[EXCERPTED PASSAGE]:

____

I first posted about the Peppermint Swirl Dress, from Candy Castle Patterns, back at the beginning of 2018 after I made two for my girls as part of their Christmas present. The next year Ada’s only Christmas request was another Peppermint Swirl dress so I went on to sew two more that Christmas, 2018, and then chose to sew another two the following Christmas in 2019. I love all the ones I sewed so I can totally see this becoming a yearly tradition. So I guess I’ll be measuring the kids again this coming November or December to make yet another set. I fell in love with this pattern from the very first dresses I sewed and have since gone on to refer it, using my older post Our Peppermint Swirl Dresses, whenever I see someone on Facebook asking about dress recommendation. I absolutely love how complicated these dresses look but once you get all the pattern pieces cut out they’re truly simple to sew up with really detailed instructions. And if you don’t want a dress there’s a free add-on to teach you how to make the paid pattern into a skirt. Over the last couple years I’ve wanted to create an updated post to refer people to showing my updated photos. When creating this I had considered taking down my older Peppermint Swirl Dress post but decided to keep it around in case something in it might still interest you.

____

[RECORDED INFORMATION]:
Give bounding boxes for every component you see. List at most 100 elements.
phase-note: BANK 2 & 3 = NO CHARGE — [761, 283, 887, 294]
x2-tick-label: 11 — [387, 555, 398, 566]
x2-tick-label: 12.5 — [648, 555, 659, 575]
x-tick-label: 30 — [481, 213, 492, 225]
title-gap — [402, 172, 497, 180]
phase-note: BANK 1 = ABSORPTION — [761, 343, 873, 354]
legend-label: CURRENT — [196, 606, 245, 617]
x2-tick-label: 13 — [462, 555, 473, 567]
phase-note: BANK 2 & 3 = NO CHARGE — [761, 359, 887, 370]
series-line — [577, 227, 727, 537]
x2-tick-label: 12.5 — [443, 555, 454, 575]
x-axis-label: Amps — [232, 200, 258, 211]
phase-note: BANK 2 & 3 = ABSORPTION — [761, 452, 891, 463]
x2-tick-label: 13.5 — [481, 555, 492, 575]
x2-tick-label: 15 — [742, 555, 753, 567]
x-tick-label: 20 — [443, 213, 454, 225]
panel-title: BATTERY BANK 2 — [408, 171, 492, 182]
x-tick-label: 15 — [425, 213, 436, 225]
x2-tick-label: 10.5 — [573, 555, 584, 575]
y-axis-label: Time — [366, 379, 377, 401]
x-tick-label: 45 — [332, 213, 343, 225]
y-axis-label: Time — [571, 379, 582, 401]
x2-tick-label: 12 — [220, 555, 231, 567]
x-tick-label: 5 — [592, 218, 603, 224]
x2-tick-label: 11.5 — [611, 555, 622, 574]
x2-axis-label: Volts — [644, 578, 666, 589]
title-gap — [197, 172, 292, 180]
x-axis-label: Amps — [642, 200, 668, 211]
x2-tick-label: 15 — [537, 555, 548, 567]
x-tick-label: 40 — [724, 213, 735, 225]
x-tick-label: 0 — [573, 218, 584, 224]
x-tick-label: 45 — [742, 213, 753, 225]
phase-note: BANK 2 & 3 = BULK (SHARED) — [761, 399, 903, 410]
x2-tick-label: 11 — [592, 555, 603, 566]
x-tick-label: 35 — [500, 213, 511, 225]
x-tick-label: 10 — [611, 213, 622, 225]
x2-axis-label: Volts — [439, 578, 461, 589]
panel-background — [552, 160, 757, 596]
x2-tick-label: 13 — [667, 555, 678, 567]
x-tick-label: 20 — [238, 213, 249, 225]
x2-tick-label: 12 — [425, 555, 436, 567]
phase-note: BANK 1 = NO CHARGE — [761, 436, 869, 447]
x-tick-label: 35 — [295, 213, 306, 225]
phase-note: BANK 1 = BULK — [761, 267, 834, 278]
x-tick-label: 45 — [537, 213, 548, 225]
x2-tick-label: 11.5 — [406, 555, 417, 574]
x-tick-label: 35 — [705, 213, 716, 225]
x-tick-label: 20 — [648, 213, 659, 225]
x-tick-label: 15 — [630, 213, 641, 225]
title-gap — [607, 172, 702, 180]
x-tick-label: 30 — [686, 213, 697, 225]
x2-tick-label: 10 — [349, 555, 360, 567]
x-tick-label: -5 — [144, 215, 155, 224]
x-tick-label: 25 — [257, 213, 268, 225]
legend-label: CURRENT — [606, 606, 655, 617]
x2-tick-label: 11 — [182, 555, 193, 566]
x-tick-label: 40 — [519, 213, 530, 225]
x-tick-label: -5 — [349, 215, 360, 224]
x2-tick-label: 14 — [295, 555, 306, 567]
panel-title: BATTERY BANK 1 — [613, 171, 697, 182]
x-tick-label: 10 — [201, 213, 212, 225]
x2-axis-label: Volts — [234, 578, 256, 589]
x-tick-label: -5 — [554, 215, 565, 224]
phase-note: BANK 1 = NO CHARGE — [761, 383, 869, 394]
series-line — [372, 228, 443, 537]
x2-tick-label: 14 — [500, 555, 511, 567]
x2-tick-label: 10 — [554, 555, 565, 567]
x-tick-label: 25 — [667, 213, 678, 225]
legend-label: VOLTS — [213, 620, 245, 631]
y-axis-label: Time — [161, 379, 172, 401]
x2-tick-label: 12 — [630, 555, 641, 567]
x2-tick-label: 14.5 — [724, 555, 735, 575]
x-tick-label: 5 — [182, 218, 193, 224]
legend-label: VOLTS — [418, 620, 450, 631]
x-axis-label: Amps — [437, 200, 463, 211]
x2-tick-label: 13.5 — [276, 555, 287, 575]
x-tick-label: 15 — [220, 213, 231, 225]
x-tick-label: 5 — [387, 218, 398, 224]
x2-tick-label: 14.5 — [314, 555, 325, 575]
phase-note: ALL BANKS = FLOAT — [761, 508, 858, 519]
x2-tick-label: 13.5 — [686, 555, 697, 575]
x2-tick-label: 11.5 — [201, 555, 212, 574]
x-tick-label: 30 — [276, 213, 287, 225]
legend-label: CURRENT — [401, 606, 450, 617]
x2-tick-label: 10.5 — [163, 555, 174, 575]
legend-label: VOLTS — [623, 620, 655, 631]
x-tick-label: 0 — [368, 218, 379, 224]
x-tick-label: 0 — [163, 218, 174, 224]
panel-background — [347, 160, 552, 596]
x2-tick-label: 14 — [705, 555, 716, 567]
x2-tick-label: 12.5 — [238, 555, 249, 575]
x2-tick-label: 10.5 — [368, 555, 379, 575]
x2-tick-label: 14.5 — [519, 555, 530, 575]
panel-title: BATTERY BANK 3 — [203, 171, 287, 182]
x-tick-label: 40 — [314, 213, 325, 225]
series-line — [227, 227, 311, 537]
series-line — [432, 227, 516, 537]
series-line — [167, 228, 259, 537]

____

[TASKS]:
1: Name every calendar month and holiday mentioned in the Peppermint Swirl dress post.
2: Continue the Peppermint Swirl dress post from its final sentence.
The entries have nothing to do with the Peppermint Swirl dress post.

[OUTPUTS BY TASK]:
1: Christmas, November, December

2:
Having sewn the first peppermint swirl dresses almost two and a half years ago I’m still surprised that Zoey’s dress still fits and, technically, until Ada puts hers on again and proves it doesn’t I’m counting it as fitting her too. For these I had Ada pick out her own fabric, back when she loved only vehicles, and I chose fabric I liked for Zoey, as she was too young to choose. I’m actually still using the leftover scraps from Zoey’s dress to sew up my small projects and appreciating the fabric each time I sew up another small item. I tried to get their dresses to match by using black fabric on the flutter sleeves and alternating black swirls on the skirt. I love how both dresses turned out unique but still vaguely matching when viewed together. Once the bodice no longer fits I’ve heard of other people who cut off the bodice and add a waistband to the skirt so it can be worn longer so who knows how long the skirt part will actually last us.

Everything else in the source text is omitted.